• **Task brief**
Skip the images. Copy the records exactly as written.

# start of Provided material

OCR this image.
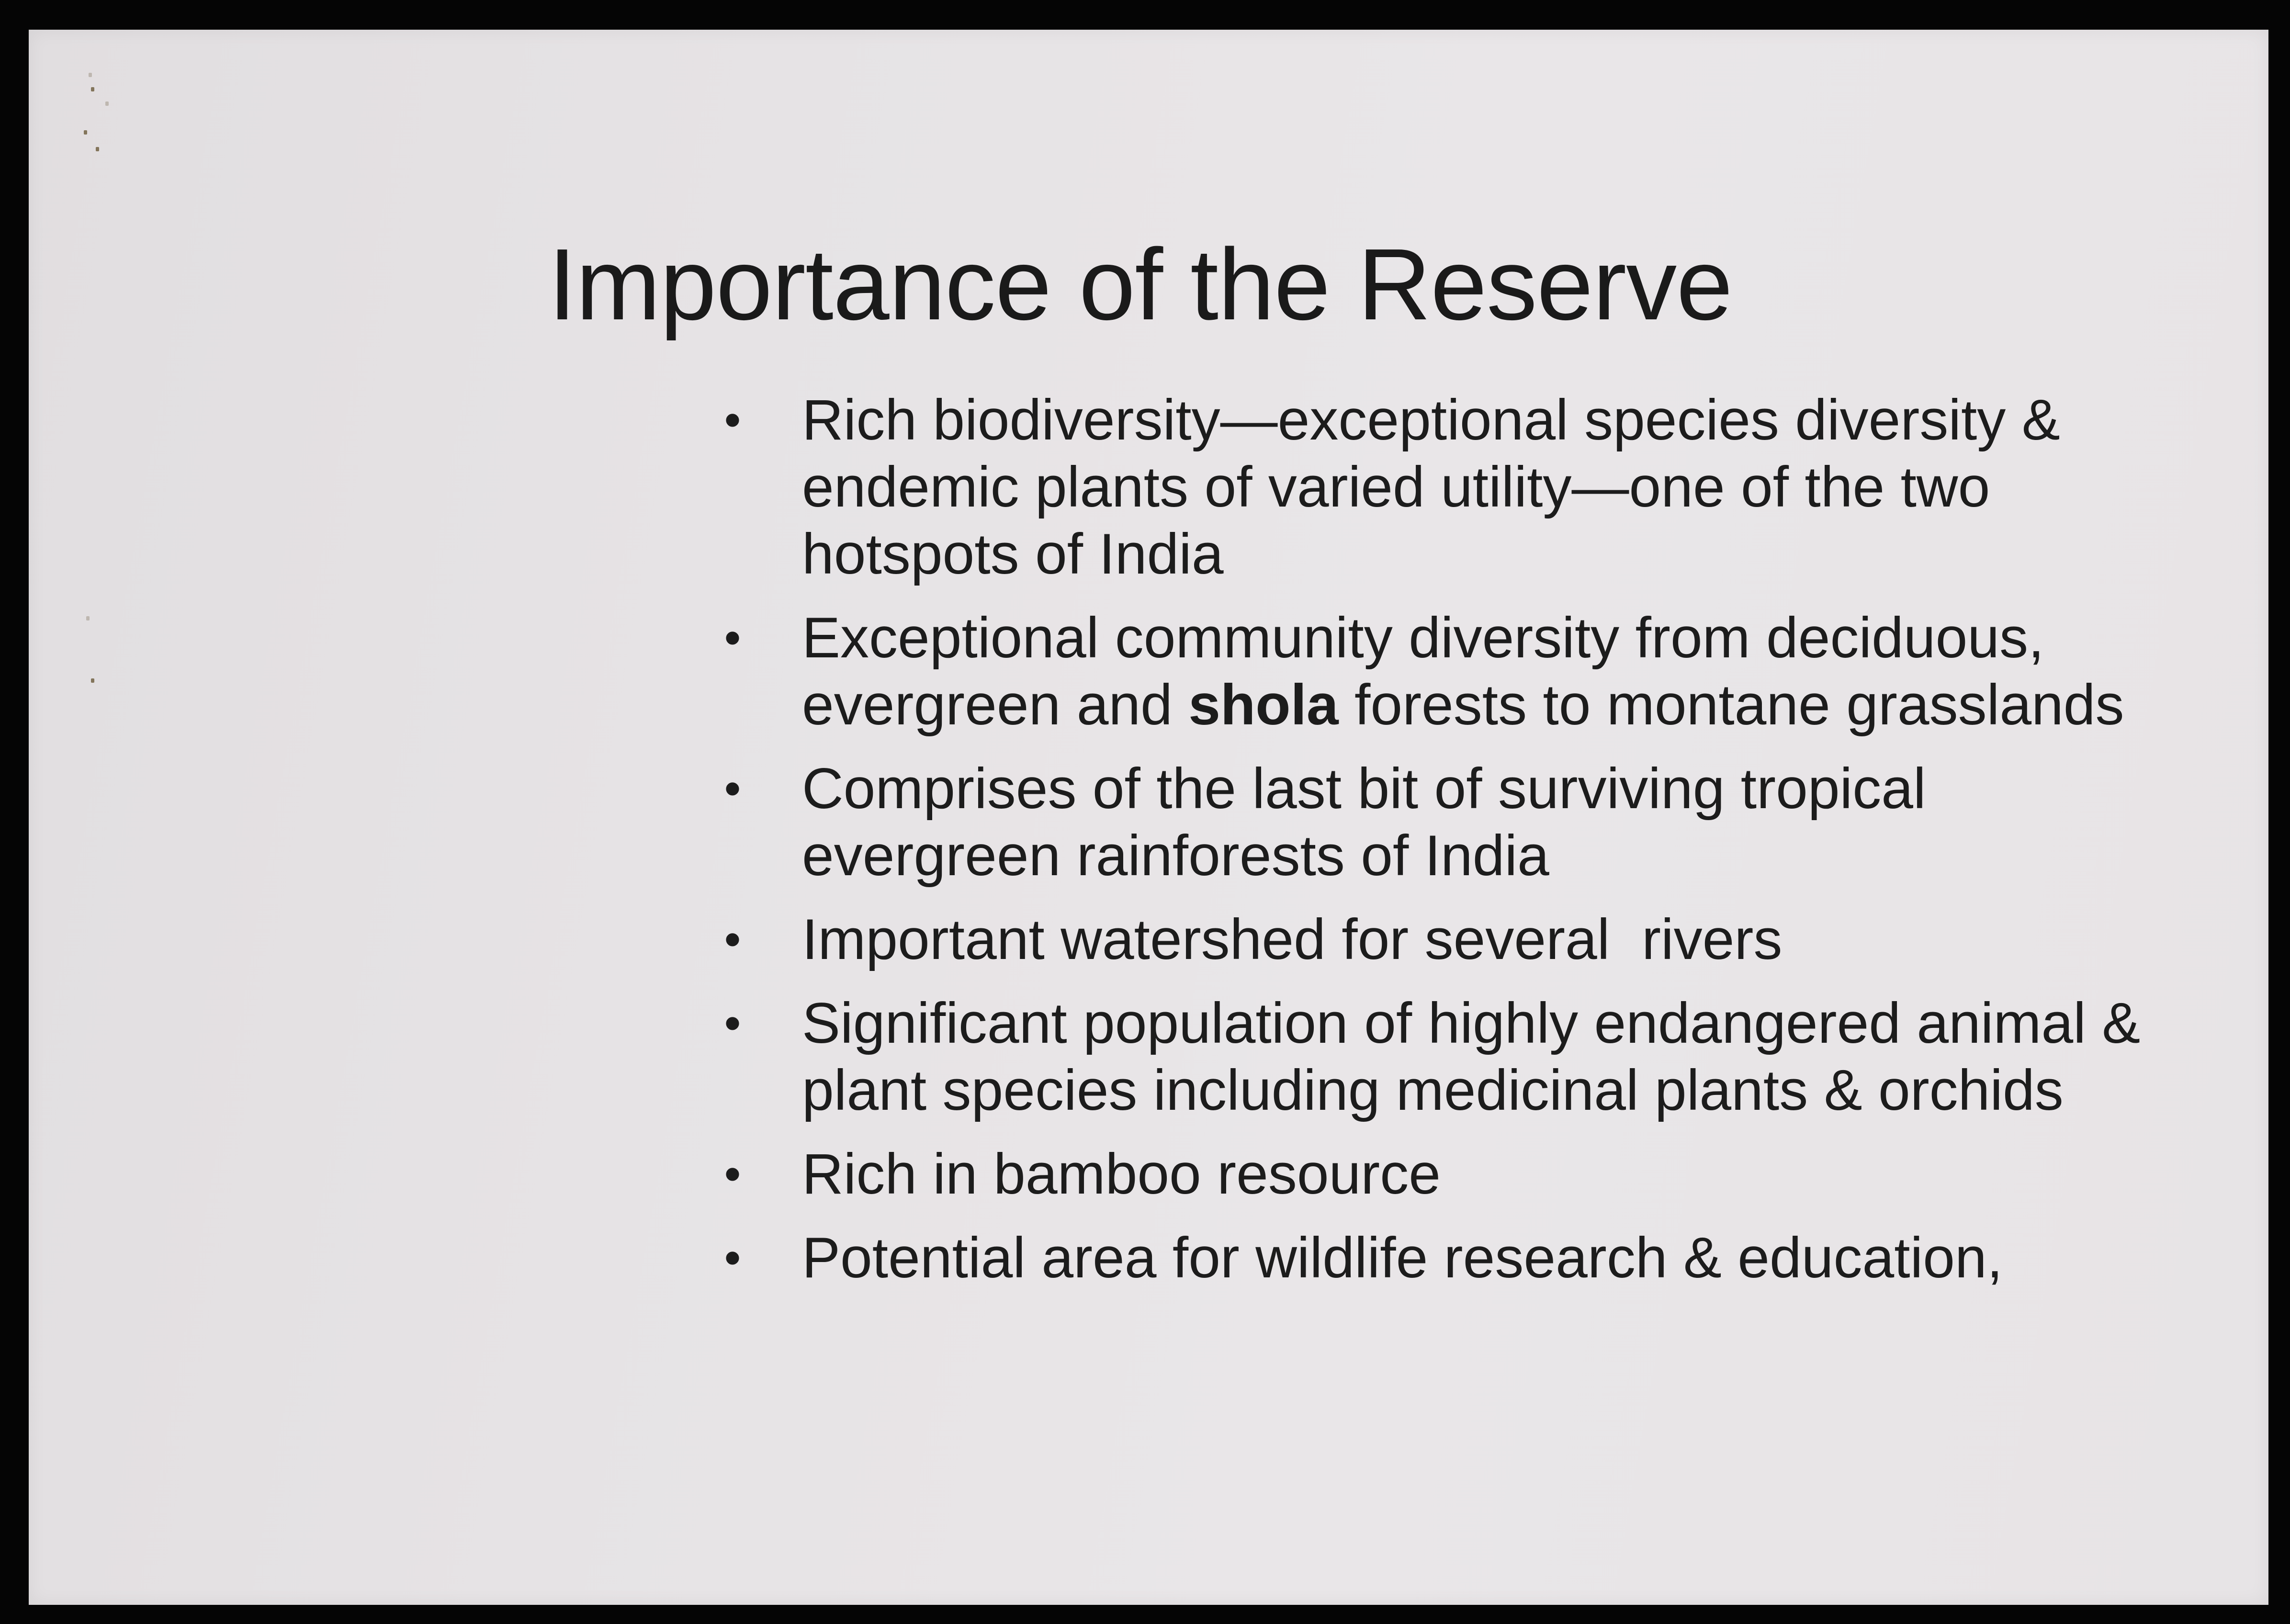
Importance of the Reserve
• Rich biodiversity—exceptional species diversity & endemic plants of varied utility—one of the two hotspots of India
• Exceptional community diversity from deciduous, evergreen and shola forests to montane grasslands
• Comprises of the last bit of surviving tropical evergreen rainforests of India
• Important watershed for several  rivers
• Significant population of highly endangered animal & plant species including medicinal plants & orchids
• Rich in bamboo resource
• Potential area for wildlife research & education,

# end of Provided material

• **Result for this task**
OCR this image.
Importance of the Reserve
• Rich biodiversity—exceptional species diversity & endemic plants of varied utility—one of the two hotspots of India
• Exceptional community diversity from deciduous, evergreen and shola forests to montane grasslands
• Comprises of the last bit of surviving tropical evergreen rainforests of India
• Important watershed for several  rivers
• Significant population of highly endangered animal & plant species including medicinal plants & orchids
• Rich in bamboo resource
• Potential area for wildlife research & education,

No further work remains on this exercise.